SOURCE DOCUMENT:
===
Sleeping on my back is usually my last-gasp gauntlet flung at sleeplessness.
After I’ve gone through the alphabet finding book titles, authors, or films to match each letter.
After I’ve consciously relaxed every muscle I can identify, one by one.
After I’ve dredged from my memory some dimly remembered techniques – that could loosely be called mindfulness – to try and sedate my brain. (Given I gleaned them from a free introductory pamphlet, it’s no surprise that this one rarely works.)
Lately I’ve been waking far too early for a natural owl’s metabolism. But today’s was a somewhat later, rude awakening.
Yanked home from the Land of Nod, when day had already dawned, a curtain noisily pushed back on the world robbed me of my sleep.
While my open eyes adjusted to the light my mind struggled.
Did I miss a spectacular storm in the night? Surely not, I was up four times, I would have noticed a howling wind and lashing rain.
Were my eyes blurred, some unknown side effect of who knows which of the drugs I’ve been taking?
Coming together at last, my vision and mind began to recognise the truth. The veil hanging between me and the morning was not a film of wind-borne salt on the windows, it was fog.
Fog upon the hill. Feeling very still. Better not quote much more or the remaining Beatles might sue me for plagiarism. But there were no Blue Jays out and about – and this fog was not the sinister kind. No, it felt cosy, comforting, kind.
I lay, for a little while longer, on my back. A cup of tea, I knew, was sitting on my bedside table, a biscuit in the saucer.
It could wait.
Relishing the feeling I slid back the years – because, after all, what was out there?
No day. No world.
No noise. No time.
Just now, just here, just me.
A cup of tea and a memory.
I could see the fabric of my new winter coat. The mohair that would have itched my neck if it weren’t for the soft, furry collar. My strapover shoes, brown as polished mahogany, worn for the first time with ivory knee-length socks. An Alice band holding back my hair.
It was cold in our car. It was an icy world, and foggy. The windscreen carefully defrosted by hand, we drove down the hill at the end of our avenue and joined the main road. Stopped. Defrosted the windscreen. Drove on. Stopped …
In the end the freezing fog won. We all turned home, my mother, my father, my sister and I. It would have been the last time I saw my cousin Anne until my mother’s funeral, thirty years later.
Beautiful and black-haired, she was the reason my Sindy doll was raven-haired not blonde. And it was her wedding day. Over the hills and far away.
===
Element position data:
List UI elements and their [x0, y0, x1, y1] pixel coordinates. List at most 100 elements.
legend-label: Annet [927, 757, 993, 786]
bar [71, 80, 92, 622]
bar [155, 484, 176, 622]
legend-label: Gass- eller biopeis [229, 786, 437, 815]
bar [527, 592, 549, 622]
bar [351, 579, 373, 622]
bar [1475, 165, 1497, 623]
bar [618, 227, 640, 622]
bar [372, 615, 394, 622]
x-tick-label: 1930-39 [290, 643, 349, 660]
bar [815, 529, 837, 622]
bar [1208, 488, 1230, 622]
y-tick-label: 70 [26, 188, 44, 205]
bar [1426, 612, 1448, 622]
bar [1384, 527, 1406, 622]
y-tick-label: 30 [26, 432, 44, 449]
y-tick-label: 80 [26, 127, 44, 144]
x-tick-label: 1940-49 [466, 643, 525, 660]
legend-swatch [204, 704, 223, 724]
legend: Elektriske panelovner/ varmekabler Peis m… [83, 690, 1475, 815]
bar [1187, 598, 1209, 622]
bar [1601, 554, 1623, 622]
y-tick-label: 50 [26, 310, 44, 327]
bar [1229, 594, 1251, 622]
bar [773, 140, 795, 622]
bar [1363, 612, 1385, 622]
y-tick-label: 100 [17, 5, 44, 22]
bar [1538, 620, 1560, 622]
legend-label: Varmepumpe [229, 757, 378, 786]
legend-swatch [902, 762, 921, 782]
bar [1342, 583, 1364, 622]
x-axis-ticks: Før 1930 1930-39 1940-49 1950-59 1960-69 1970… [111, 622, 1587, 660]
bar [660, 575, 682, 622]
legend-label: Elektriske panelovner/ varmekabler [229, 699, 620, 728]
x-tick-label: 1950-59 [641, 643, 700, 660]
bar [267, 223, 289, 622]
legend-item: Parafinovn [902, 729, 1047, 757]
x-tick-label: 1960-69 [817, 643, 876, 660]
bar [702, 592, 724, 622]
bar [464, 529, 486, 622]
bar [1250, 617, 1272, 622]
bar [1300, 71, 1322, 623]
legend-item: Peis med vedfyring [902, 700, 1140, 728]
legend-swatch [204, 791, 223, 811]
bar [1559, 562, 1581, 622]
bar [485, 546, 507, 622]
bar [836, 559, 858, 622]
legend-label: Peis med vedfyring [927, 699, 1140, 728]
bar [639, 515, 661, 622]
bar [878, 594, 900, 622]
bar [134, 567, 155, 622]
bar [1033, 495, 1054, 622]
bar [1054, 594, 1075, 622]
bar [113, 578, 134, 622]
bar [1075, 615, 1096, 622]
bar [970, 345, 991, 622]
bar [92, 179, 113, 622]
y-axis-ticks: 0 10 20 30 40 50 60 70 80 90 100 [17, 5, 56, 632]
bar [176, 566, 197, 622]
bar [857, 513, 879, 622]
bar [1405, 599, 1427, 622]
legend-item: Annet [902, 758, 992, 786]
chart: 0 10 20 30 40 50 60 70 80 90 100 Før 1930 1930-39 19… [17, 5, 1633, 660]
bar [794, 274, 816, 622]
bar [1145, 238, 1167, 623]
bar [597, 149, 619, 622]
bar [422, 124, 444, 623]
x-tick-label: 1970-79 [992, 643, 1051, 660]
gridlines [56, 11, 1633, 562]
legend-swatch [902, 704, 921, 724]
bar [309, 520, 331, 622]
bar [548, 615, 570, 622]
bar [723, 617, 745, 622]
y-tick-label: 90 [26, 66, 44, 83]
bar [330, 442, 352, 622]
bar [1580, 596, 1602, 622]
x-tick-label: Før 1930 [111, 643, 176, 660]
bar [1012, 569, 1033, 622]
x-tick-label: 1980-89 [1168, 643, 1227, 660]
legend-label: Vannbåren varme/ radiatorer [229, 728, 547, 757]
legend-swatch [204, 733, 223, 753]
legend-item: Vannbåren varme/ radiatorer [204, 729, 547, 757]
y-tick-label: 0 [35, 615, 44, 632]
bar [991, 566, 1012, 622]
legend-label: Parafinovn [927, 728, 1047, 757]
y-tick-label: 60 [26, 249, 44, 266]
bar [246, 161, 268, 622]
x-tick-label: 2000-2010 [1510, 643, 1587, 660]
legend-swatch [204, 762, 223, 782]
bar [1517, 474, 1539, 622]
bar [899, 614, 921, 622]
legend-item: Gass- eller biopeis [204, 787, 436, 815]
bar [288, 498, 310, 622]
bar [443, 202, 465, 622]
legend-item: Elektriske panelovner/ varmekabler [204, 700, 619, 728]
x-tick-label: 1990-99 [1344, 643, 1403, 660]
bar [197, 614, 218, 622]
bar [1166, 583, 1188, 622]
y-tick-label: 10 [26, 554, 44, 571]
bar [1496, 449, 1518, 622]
===
EXERCISE TASK:
Answer these questions about the fog essay:
1. What was waiting on the bedside table?
2. What color were the strapover shoes?
3. When did the writer next see cousin Anne?

WRITTEN SOLUTION:
1. A cup of tea, with a biscuit in the saucer.
2. Brown, like polished mahogany.
3. At the writer's mother's funeral, thirty years later.